• **What the exercise asks**
All entries must be repeated exactly; do not include the pictures.

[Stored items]
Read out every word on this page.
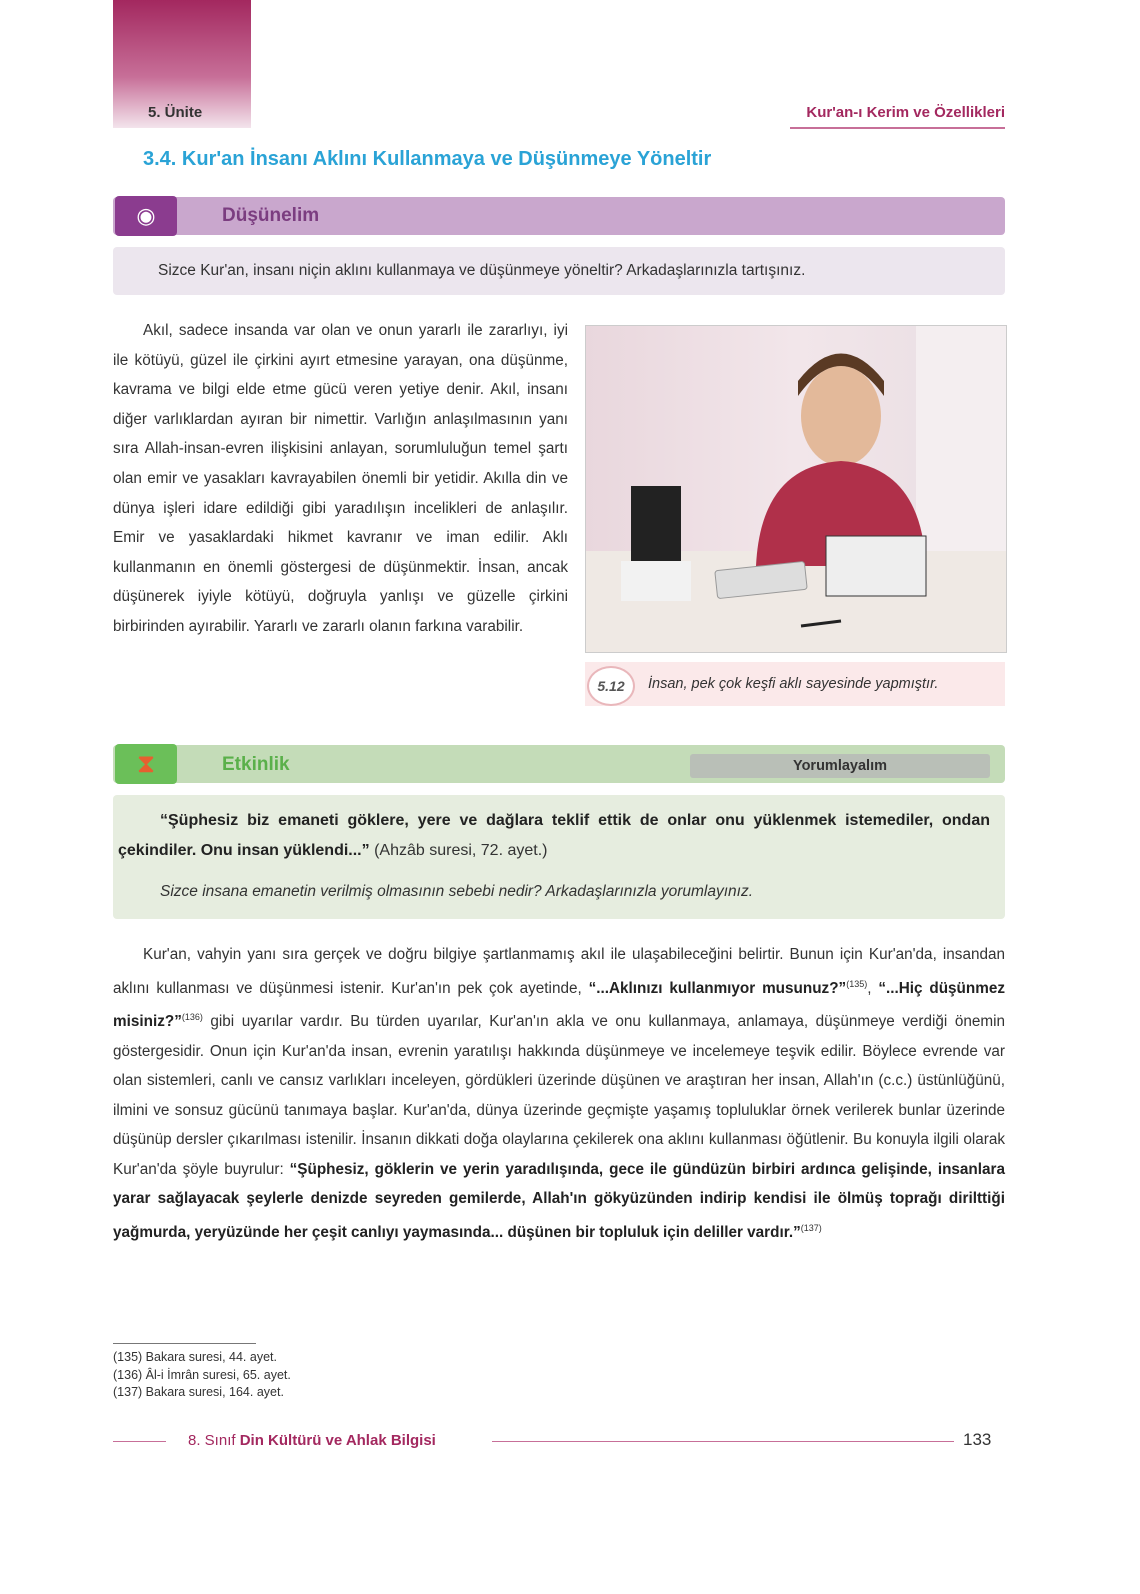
5. Ünite	Kur'an-ı Kerim ve Özellikleri
3.4. Kur'an İnsanı Aklını Kullanmaya ve Düşünmeye Yöneltir
◉	Düşünelim
Sizce Kur'an, insanı niçin aklını kullanmaya ve düşünmeye yöneltir? Arkadaşlarınızla tartışınız.
Akıl, sadece insanda var olan ve onun yararlı ile zararlıyı, iyi ile kötüyü, güzel ile çirkini ayırt etmesine yarayan, ona düşünme, kavrama ve bilgi elde etme gücü veren yetiye denir. Akıl, insanı diğer varlıklardan ayıran bir nimettir. Varlığın anlaşılmasının yanı sıra Allah-insan-evren ilişkisini anlayan, sorumluluğun temel şartı olan emir ve yasakları kavrayabilen önemli bir yetidir. Akılla din ve dünya işleri idare edildiği gibi yaradılışın incelikleri de anlaşılır. Emir ve yasaklardaki hikmet kavranır ve iman edilir. Aklı kullanmanın en önemli göstergesi de düşünmektir. İnsan, ancak düşünerek iyiyle kötüyü, doğruyla yanlışı ve güzelle çirkini birbirinden ayırabilir. Yararlı ve zararlı olanın farkına varabilir.
5.12	İnsan, pek çok keşfi aklı sayesinde yapmıştır.
⧗	Etkinlik	Yorumlayalım
“Şüphesiz biz emaneti göklere, yere ve dağlara teklif ettik de onlar onu yüklenmek istemediler, ondan çekindiler. Onu insan yüklendi...” (Ahzâb suresi, 72. ayet.)
Sizce insana emanetin verilmiş olmasının sebebi nedir? Arkadaşlarınızla yorumlayınız.
Kur'an, vahyin yanı sıra gerçek ve doğru bilgiye şartlanmamış akıl ile ulaşabileceğini belirtir. Bunun için Kur'an'da, insandan aklını kullanması ve düşünmesi istenir. Kur'an'ın pek çok ayetinde, “...Aklınızı kullanmıyor musunuz?”$^{(135)}$, “...Hiç düşünmez misiniz?”$^{(136)}$ gibi uyarılar vardır. Bu türden uyarılar, Kur'an'ın akla ve onu kullanmaya, anlamaya, düşünmeye verdiği önemin göstergesidir. Onun için Kur'an'da insan, evrenin yaratılışı hakkında düşünmeye ve incelemeye teşvik edilir. Böylece evrende var olan sistemleri, canlı ve cansız varlıkları inceleyen, gördükleri üzerinde düşünen ve araştıran her insan, Allah'ın (c.c.) üstünlüğünü, ilmini ve sonsuz gücünü tanımaya başlar. Kur'an'da, dünya üzerinde geçmişte yaşamış topluluklar örnek verilerek bunlar üzerinde düşünüp dersler çıkarılması istenilir. İnsanın dikkati doğa olaylarına çekilerek ona aklını kullanması öğütlenir. Bu konuyla ilgili olarak Kur'an'da şöyle buyrulur: “Şüphesiz, göklerin ve yerin yaradılışında, gece ile gündüzün birbiri ardınca gelişinde, insanlara yarar sağlayacak şeylerle denizde seyreden gemilerde, Allah'ın gökyüzünden indirip kendisi ile ölmüş toprağı dirilttiği yağmurda, yeryüzünde her çeşit canlıyı yaymasında... düşünen bir topluluk için deliller vardır.”$^{(137)}$
(135) Bakara suresi, 44. ayet.
(136) Âl-i İmrân suresi, 65. ayet.
(137) Bakara suresi, 164. ayet.
8. Sınıf Din Kültürü ve Ahlak Bilgisi	133
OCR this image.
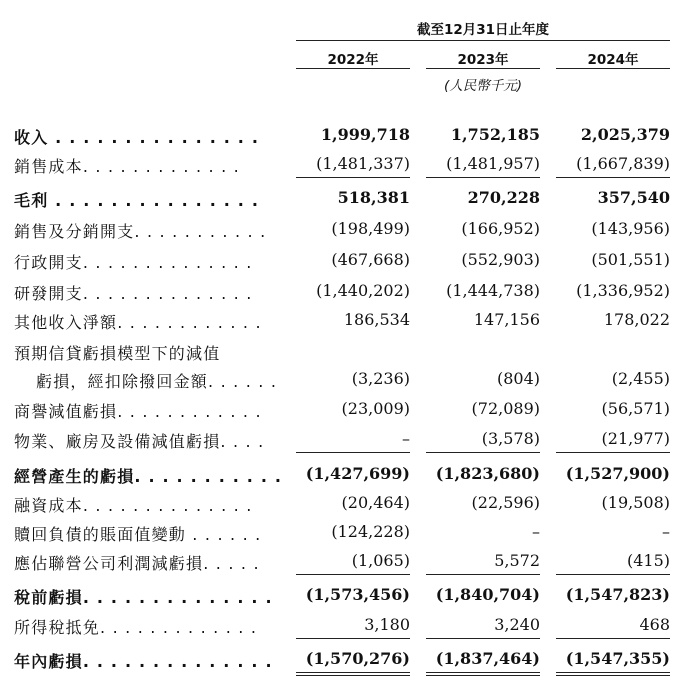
截至12月31日止年度
2022年	2023年	2024年
(人民幣千元)
收入 . . . . . . . . . . . . . . .	1,999,718	1,752,185	2,025,379
銷售成本. . . . . . . . . . . . .	(1,481,337)	(1,481,957)	(1,667,839)
毛利 . . . . . . . . . . . . . . .	518,381	270,228	357,540
銷售及分銷開支. . . . . . . . . . .	(198,499)	(166,952)	(143,956)
行政開支. . . . . . . . . . . . . .	(467,668)	(552,903)	(501,551)
研發開支. . . . . . . . . . . . . .	(1,440,202)	(1,444,738)	(1,336,952)
其他收入淨額. . . . . . . . . . . .	186,534	147,156	178,022
預期信貸虧損模型下的減值
虧損，經扣除撥回金額. . . . . .	(3,236)	(804)	(2,455)
商譽減值虧損. . . . . . . . . . . .	(23,009)	(72,089)	(56,571)
物業、廠房及設備減值虧損. . . .	–	(3,578)	(21,977)
經營產生的虧損. . . . . . . . . . .	(1,427,699)	(1,823,680)	(1,527,900)
融資成本. . . . . . . . . . . . . .	(20,464)	(22,596)	(19,508)
贖回負債的賬面值變動 . . . . . .	(124,228)	–	–
應佔聯營公司利潤減虧損. . . . .	(1,065)	5,572	(415)
稅前虧損. . . . . . . . . . . . . .	(1,573,456)	(1,840,704)	(1,547,823)
所得稅抵免. . . . . . . . . . . . .	3,180	3,240	468
年內虧損. . . . . . . . . . . . . .	(1,570,276)	(1,837,464)	(1,547,355)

• **Result of this exercise**
Read out every word on this page.
5. Ünite	Kur'an-ı Kerim ve Özellikleri
3.4. Kur'an İnsanı Aklını Kullanmaya ve Düşünmeye Yöneltir
◉	Düşünelim
Sizce Kur'an, insanı niçin aklını kullanmaya ve düşünmeye yöneltir? Arkadaşlarınızla tartışınız.
Akıl, sadece insanda var olan ve onun yararlı ile zararlıyı, iyi ile kötüyü, güzel ile çirkini ayırt etmesine yarayan, ona düşünme, kavrama ve bilgi elde etme gücü veren yetiye denir. Akıl, insanı diğer varlıklardan ayıran bir nimettir. Varlığın anlaşılmasının yanı sıra Allah-insan-evren ilişkisini anlayan, sorumluluğun temel şartı olan emir ve yasakları kavrayabilen önemli bir yetidir. Akılla din ve dünya işleri idare edildiği gibi yaradılışın incelikleri de anlaşılır. Emir ve yasaklardaki hikmet kavranır ve iman edilir. Aklı kullanmanın en önemli göstergesi de düşünmektir. İnsan, ancak düşünerek iyiyle kötüyü, doğruyla yanlışı ve güzelle çirkini birbirinden ayırabilir. Yararlı ve zararlı olanın farkına varabilir.
5.12	İnsan, pek çok keşfi aklı sayesinde yapmıştır.
⧗	Etkinlik	Yorumlayalım
“Şüphesiz biz emaneti göklere, yere ve dağlara teklif ettik de onlar onu yüklenmek istemediler, ondan çekindiler. Onu insan yüklendi...” (Ahzâb suresi, 72. ayet.)
Sizce insana emanetin verilmiş olmasının sebebi nedir? Arkadaşlarınızla yorumlayınız.
Kur'an, vahyin yanı sıra gerçek ve doğru bilgiye şartlanmamış akıl ile ulaşabileceğini belirtir. Bunun için Kur'an'da, insandan aklını kullanması ve düşünmesi istenir. Kur'an'ın pek çok ayetinde, “...Aklınızı kullanmıyor musunuz?”$^{(135)}$, “...Hiç düşünmez misiniz?”$^{(136)}$ gibi uyarılar vardır. Bu türden uyarılar, Kur'an'ın akla ve onu kullanmaya, anlamaya, düşünmeye verdiği önemin göstergesidir. Onun için Kur'an'da insan, evrenin yaratılışı hakkında düşünmeye ve incelemeye teşvik edilir. Böylece evrende var olan sistemleri, canlı ve cansız varlıkları inceleyen, gördükleri üzerinde düşünen ve araştıran her insan, Allah'ın (c.c.) üstünlüğünü, ilmini ve sonsuz gücünü tanımaya başlar. Kur'an'da, dünya üzerinde geçmişte yaşamış topluluklar örnek verilerek bunlar üzerinde düşünüp dersler çıkarılması istenilir. İnsanın dikkati doğa olaylarına çekilerek ona aklını kullanması öğütlenir. Bu konuyla ilgili olarak Kur'an'da şöyle buyrulur: “Şüphesiz, göklerin ve yerin yaradılışında, gece ile gündüzün birbiri ardınca gelişinde, insanlara yarar sağlayacak şeylerle denizde seyreden gemilerde, Allah'ın gökyüzünden indirip kendisi ile ölmüş toprağı dirilttiği yağmurda, yeryüzünde her çeşit canlıyı yaymasında... düşünen bir topluluk için deliller vardır.”$^{(137)}$
(135) Bakara suresi, 44. ayet.
(136) Âl-i İmrân suresi, 65. ayet.
(137) Bakara suresi, 164. ayet.
8. Sınıf Din Kültürü ve Ahlak Bilgisi	133
OCR this image.
截至12月31日止年度
2022年	2023年	2024年
(人民幣千元)
收入 . . . . . . . . . . . . . . .	1,999,718	1,752,185	2,025,379
銷售成本. . . . . . . . . . . . .	(1,481,337)	(1,481,957)	(1,667,839)
毛利 . . . . . . . . . . . . . . .	518,381	270,228	357,540
銷售及分銷開支. . . . . . . . . . .	(198,499)	(166,952)	(143,956)
行政開支. . . . . . . . . . . . . .	(467,668)	(552,903)	(501,551)
研發開支. . . . . . . . . . . . . .	(1,440,202)	(1,444,738)	(1,336,952)
其他收入淨額. . . . . . . . . . . .	186,534	147,156	178,022
預期信貸虧損模型下的減值
虧損，經扣除撥回金額. . . . . .	(3,236)	(804)	(2,455)
商譽減值虧損. . . . . . . . . . . .	(23,009)	(72,089)	(56,571)
物業、廠房及設備減值虧損. . . .	–	(3,578)	(21,977)
經營產生的虧損. . . . . . . . . . .	(1,427,699)	(1,823,680)	(1,527,900)
融資成本. . . . . . . . . . . . . .	(20,464)	(22,596)	(19,508)
贖回負債的賬面值變動 . . . . . .	(124,228)	–	–
應佔聯營公司利潤減虧損. . . . .	(1,065)	5,572	(415)
稅前虧損. . . . . . . . . . . . . .	(1,573,456)	(1,840,704)	(1,547,823)
所得稅抵免. . . . . . . . . . . . .	3,180	3,240	468
年內虧損. . . . . . . . . . . . . .	(1,570,276)	(1,837,464)	(1,547,355)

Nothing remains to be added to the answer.